**WHAT TO DO**. Extract the listing below in full, unchanged.

— START SUPPLIED INFORMATION —

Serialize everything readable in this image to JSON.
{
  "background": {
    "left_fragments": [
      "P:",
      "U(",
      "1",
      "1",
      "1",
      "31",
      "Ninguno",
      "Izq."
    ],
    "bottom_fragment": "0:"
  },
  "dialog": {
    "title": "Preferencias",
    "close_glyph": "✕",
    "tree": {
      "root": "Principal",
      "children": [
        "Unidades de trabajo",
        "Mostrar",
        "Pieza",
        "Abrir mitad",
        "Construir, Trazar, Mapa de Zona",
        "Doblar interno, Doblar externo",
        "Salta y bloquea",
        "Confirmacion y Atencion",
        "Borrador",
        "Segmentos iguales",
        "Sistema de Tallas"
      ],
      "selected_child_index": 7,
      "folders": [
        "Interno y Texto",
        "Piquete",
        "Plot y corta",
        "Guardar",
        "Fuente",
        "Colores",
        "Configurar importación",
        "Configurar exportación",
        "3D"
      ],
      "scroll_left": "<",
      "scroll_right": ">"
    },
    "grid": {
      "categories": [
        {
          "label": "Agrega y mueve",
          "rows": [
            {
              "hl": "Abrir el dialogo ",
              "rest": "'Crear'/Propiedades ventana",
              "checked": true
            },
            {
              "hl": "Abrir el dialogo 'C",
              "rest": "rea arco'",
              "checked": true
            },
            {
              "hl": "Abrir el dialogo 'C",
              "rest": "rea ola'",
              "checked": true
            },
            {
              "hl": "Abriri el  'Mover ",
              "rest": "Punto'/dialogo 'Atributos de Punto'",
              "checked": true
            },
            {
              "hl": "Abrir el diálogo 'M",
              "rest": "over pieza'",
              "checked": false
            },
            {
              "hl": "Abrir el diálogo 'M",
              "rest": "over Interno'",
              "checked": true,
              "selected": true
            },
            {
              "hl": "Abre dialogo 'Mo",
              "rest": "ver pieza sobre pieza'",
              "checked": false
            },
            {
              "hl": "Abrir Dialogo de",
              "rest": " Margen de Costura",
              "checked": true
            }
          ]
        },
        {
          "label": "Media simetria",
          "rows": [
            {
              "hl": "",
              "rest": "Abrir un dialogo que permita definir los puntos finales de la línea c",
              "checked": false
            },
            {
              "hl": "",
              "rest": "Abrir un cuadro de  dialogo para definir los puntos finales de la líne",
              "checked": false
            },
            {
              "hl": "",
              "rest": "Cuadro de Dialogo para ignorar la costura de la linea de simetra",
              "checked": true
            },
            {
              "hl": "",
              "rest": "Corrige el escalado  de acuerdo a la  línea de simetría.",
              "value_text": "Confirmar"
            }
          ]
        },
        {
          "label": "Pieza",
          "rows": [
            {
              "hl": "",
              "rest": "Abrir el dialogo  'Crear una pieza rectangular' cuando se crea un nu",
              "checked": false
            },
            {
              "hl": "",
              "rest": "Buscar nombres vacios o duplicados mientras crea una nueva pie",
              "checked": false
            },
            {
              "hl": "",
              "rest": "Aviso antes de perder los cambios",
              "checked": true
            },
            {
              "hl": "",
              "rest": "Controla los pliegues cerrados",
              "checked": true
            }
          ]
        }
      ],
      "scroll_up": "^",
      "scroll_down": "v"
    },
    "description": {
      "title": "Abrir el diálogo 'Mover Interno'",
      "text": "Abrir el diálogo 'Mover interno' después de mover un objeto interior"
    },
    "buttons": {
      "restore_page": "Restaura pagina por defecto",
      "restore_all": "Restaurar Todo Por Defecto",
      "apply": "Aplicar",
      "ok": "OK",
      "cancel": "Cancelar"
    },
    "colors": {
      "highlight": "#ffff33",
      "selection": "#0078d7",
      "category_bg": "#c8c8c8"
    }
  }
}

— END SUPPLIED INFORMATION —

**ANSWER TO THIS PROBLEM**.
Serialize everything readable in this image to JSON.
{
  "background": {
    "left_fragments": [
      "P:",
      "U(",
      "1",
      "1",
      "1",
      "31",
      "Ninguno",
      "Izq."
    ],
    "bottom_fragment": "0:"
  },
  "dialog": {
    "title": "Preferencias",
    "close_glyph": "✕",
    "tree": {
      "root": "Principal",
      "children": [
        "Unidades de trabajo",
        "Mostrar",
        "Pieza",
        "Abrir mitad",
        "Construir, Trazar, Mapa de Zona",
        "Doblar interno, Doblar externo",
        "Salta y bloquea",
        "Confirmacion y Atencion",
        "Borrador",
        "Segmentos iguales",
        "Sistema de Tallas"
      ],
      "selected_child_index": 7,
      "folders": [
        "Interno y Texto",
        "Piquete",
        "Plot y corta",
        "Guardar",
        "Fuente",
        "Colores",
        "Configurar importación",
        "Configurar exportación",
        "3D"
      ],
      "scroll_left": "<",
      "scroll_right": ">"
    },
    "grid": {
      "categories": [
        {
          "label": "Agrega y mueve",
          "rows": [
            {
              "hl": "Abrir el dialogo ",
              "rest": "'Crear'/Propiedades ventana",
              "checked": true
            },
            {
              "hl": "Abrir el dialogo 'C",
              "rest": "rea arco'",
              "checked": true
            },
            {
              "hl": "Abrir el dialogo 'C",
              "rest": "rea ola'",
              "checked": true
            },
            {
              "hl": "Abriri el  'Mover ",
              "rest": "Punto'/dialogo 'Atributos de Punto'",
              "checked": true
            },
            {
              "hl": "Abrir el diálogo 'M",
              "rest": "over pieza'",
              "checked": false
            },
            {
              "hl": "Abrir el diálogo 'M",
              "rest": "over Interno'",
              "checked": true,
              "selected": true
            },
            {
              "hl": "Abre dialogo 'Mo",
              "rest": "ver pieza sobre pieza'",
              "checked": false
            },
            {
              "hl": "Abrir Dialogo de",
              "rest": " Margen de Costura",
              "checked": true
            }
          ]
        },
        {
          "label": "Media simetria",
          "rows": [
            {
              "hl": "",
              "rest": "Abrir un dialogo que permita definir los puntos finales de la línea c",
              "checked": false
            },
            {
              "hl": "",
              "rest": "Abrir un cuadro de  dialogo para definir los puntos finales de la líne",
              "checked": false
            },
            {
              "hl": "",
              "rest": "Cuadro de Dialogo para ignorar la costura de la linea de simetra",
              "checked": true
            },
            {
              "hl": "",
              "rest": "Corrige el escalado  de acuerdo a la  línea de simetría.",
              "value_text": "Confirmar"
            }
          ]
        },
        {
          "label": "Pieza",
          "rows": [
            {
              "hl": "",
              "rest": "Abrir el dialogo  'Crear una pieza rectangular' cuando se crea un nu",
              "checked": false
            },
            {
              "hl": "",
              "rest": "Buscar nombres vacios o duplicados mientras crea una nueva pie",
              "checked": false
            },
            {
              "hl": "",
              "rest": "Aviso antes de perder los cambios",
              "checked": true
            },
            {
              "hl": "",
              "rest": "Controla los pliegues cerrados",
              "checked": true
            }
          ]
        }
      ],
      "scroll_up": "^",
      "scroll_down": "v"
    },
    "description": {
      "title": "Abrir el diálogo 'Mover Interno'",
      "text": "Abrir el diálogo 'Mover interno' después de mover un objeto interior"
    },
    "buttons": {
      "restore_page": "Restaura pagina por defecto",
      "restore_all": "Restaurar Todo Por Defecto",
      "apply": "Aplicar",
      "ok": "OK",
      "cancel": "Cancelar"
    },
    "colors": {
      "highlight": "#ffff33",
      "selection": "#0078d7",
      "category_bg": "#c8c8c8"
    }
  }
}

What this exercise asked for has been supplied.